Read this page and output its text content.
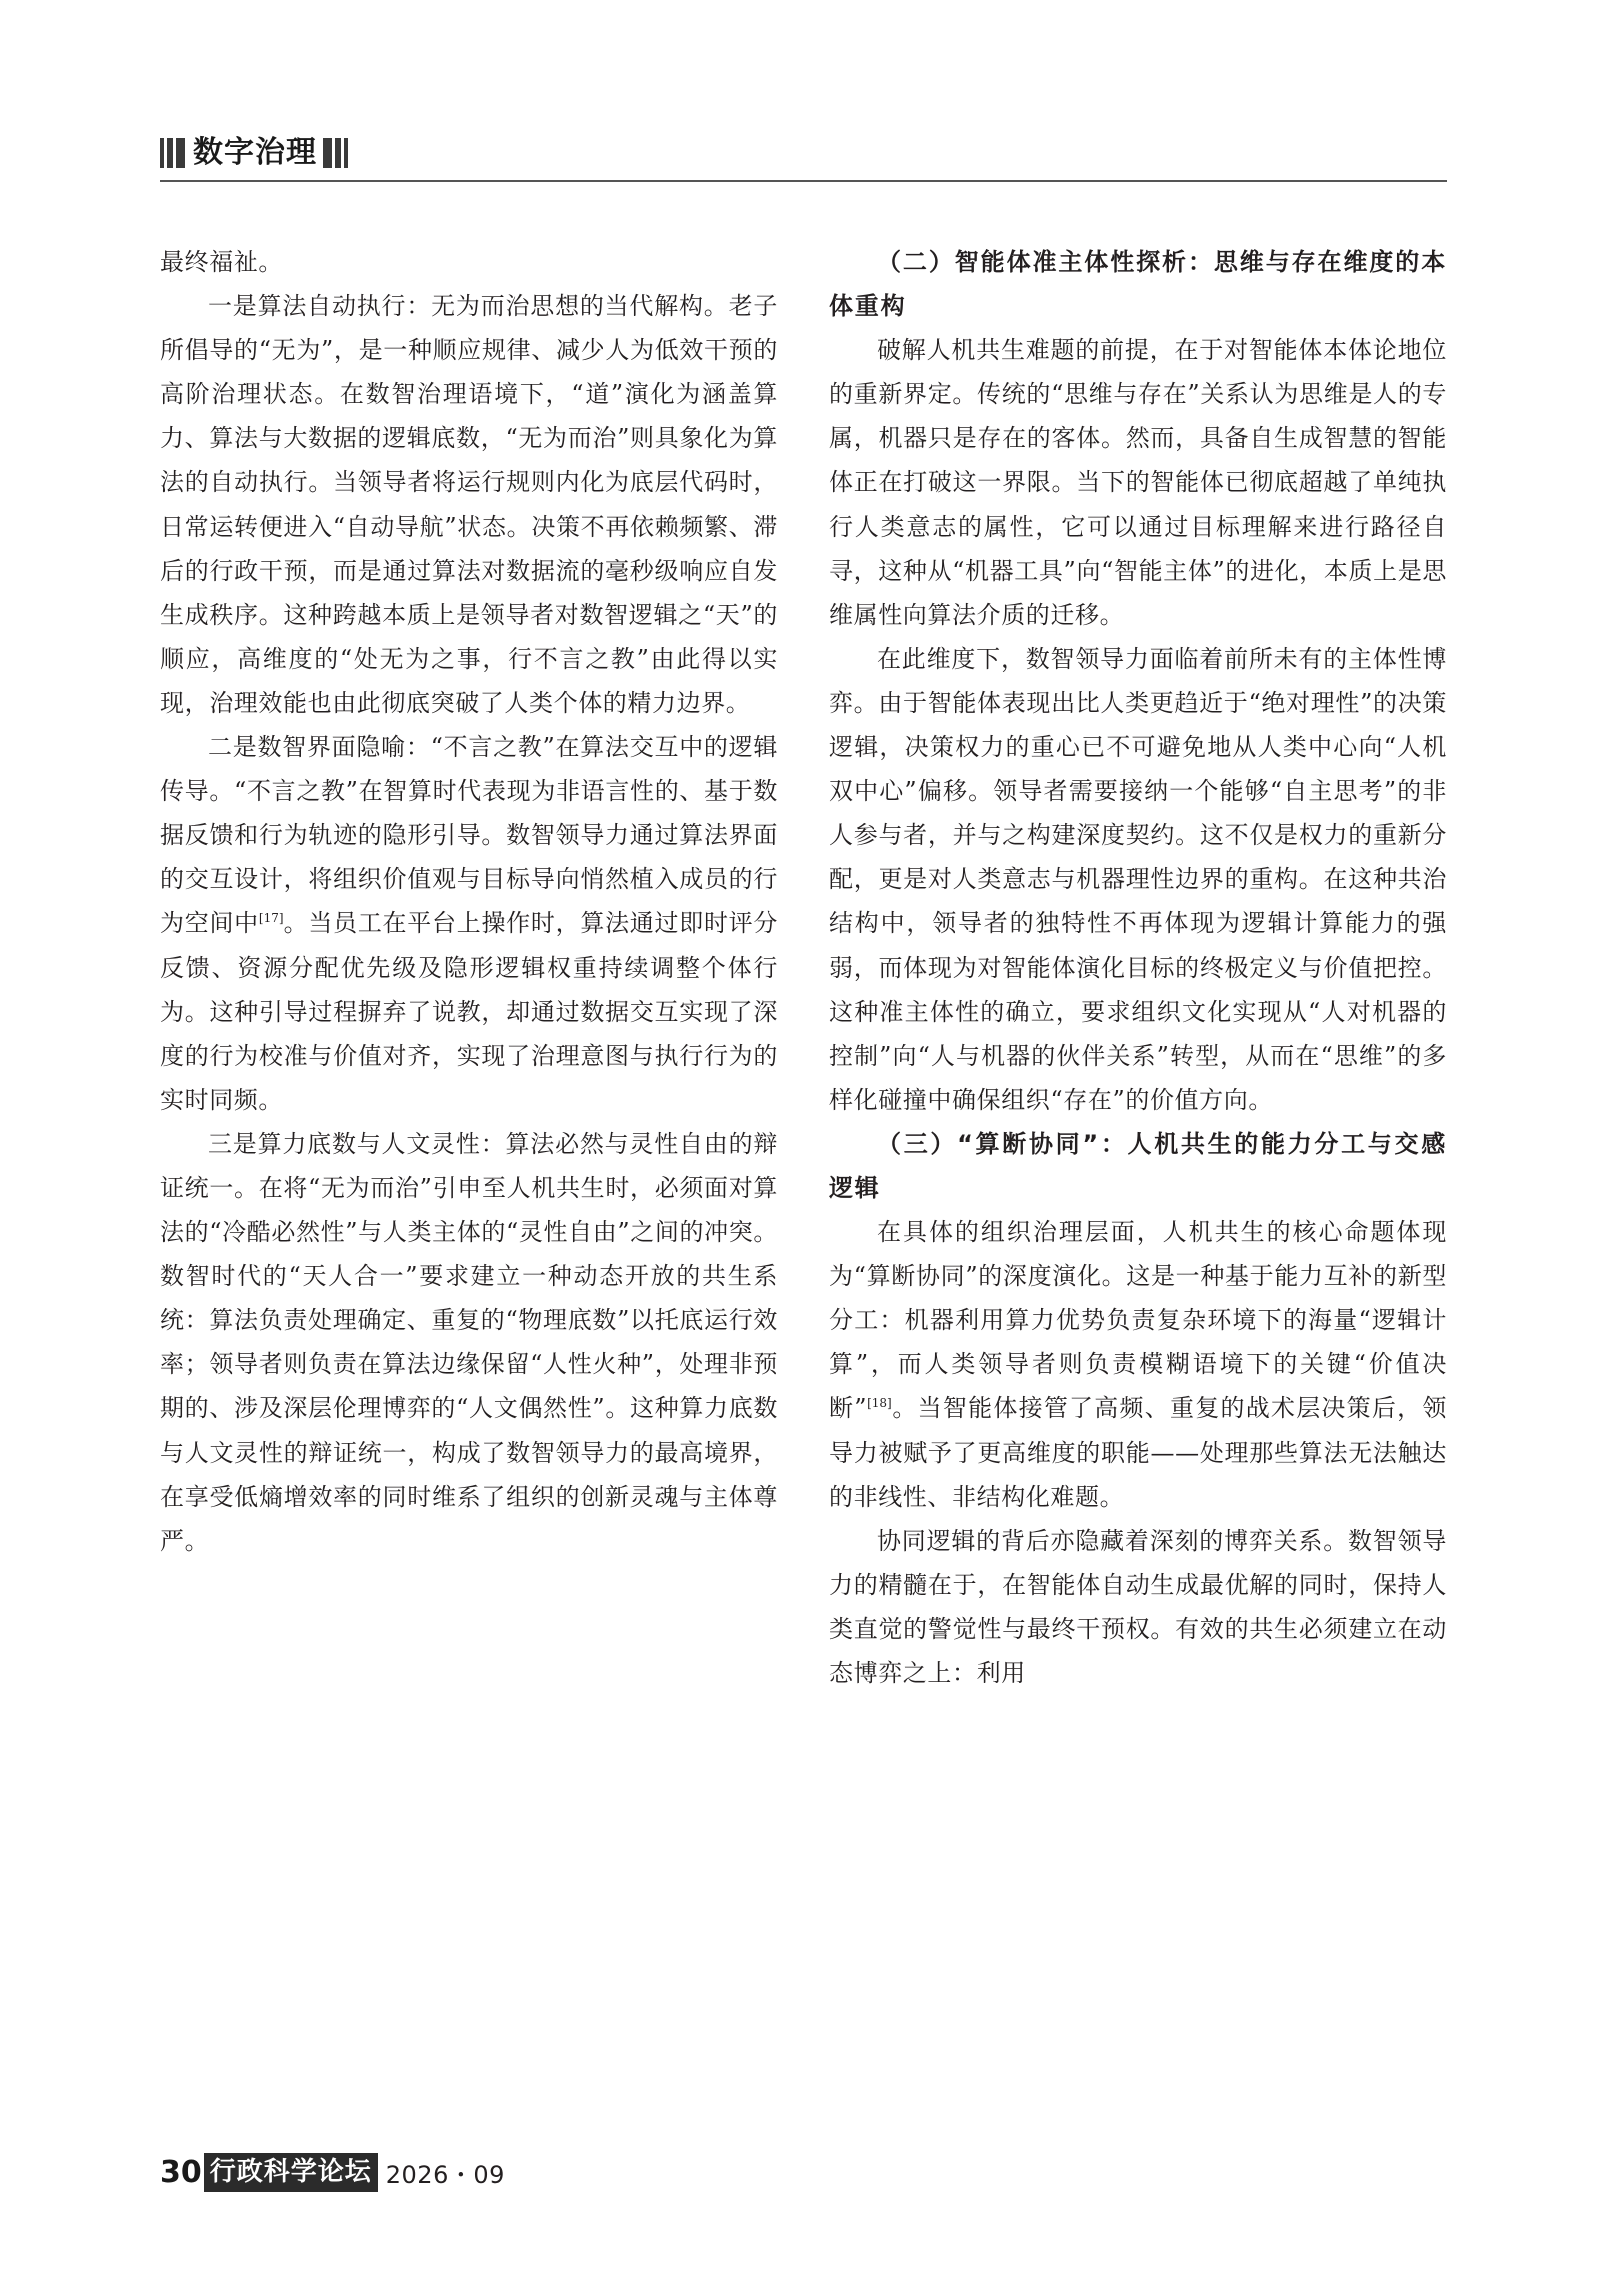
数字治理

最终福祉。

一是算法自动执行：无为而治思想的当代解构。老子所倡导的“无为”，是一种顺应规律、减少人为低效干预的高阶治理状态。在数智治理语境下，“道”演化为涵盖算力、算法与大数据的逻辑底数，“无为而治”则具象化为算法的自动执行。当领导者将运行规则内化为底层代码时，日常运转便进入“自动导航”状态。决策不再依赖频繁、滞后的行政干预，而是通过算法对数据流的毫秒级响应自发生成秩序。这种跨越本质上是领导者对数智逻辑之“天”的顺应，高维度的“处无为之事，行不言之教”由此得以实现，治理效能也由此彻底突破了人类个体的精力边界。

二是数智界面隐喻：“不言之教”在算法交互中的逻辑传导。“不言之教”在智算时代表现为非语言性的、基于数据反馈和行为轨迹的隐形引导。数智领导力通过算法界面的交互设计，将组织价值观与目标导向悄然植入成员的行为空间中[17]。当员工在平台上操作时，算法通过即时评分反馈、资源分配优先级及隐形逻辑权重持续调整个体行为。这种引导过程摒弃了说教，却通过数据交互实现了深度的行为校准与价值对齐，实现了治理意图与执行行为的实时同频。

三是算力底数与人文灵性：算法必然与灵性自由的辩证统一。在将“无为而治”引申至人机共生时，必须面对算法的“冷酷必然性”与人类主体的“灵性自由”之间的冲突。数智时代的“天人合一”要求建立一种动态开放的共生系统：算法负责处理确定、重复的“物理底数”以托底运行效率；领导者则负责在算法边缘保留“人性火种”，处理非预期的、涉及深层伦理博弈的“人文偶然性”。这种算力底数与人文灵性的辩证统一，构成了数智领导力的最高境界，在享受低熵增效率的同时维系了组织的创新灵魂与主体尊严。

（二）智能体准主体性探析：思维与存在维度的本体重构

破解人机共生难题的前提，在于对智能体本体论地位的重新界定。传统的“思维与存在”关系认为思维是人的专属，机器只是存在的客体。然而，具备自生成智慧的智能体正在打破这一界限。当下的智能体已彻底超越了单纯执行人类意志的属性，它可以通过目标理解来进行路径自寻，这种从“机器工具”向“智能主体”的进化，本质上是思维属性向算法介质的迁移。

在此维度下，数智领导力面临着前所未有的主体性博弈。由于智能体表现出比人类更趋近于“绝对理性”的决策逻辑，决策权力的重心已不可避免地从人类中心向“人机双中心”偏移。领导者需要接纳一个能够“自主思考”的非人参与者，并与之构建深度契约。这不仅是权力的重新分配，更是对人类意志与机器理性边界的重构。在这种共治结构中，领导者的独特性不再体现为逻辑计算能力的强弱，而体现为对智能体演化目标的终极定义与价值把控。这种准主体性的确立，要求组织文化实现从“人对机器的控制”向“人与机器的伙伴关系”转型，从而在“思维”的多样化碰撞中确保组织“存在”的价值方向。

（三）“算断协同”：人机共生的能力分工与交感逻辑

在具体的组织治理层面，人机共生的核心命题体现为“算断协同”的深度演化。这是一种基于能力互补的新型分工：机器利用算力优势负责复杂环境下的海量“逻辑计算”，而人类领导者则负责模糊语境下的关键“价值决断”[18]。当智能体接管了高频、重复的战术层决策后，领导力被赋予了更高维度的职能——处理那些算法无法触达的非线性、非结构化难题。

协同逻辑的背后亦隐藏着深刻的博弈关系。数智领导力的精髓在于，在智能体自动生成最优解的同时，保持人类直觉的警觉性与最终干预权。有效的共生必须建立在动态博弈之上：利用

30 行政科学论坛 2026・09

--------------------------------

Description of the task:
Respond with the number of lines containing "无为而治" and no additional words.

Answer for this exercise:
2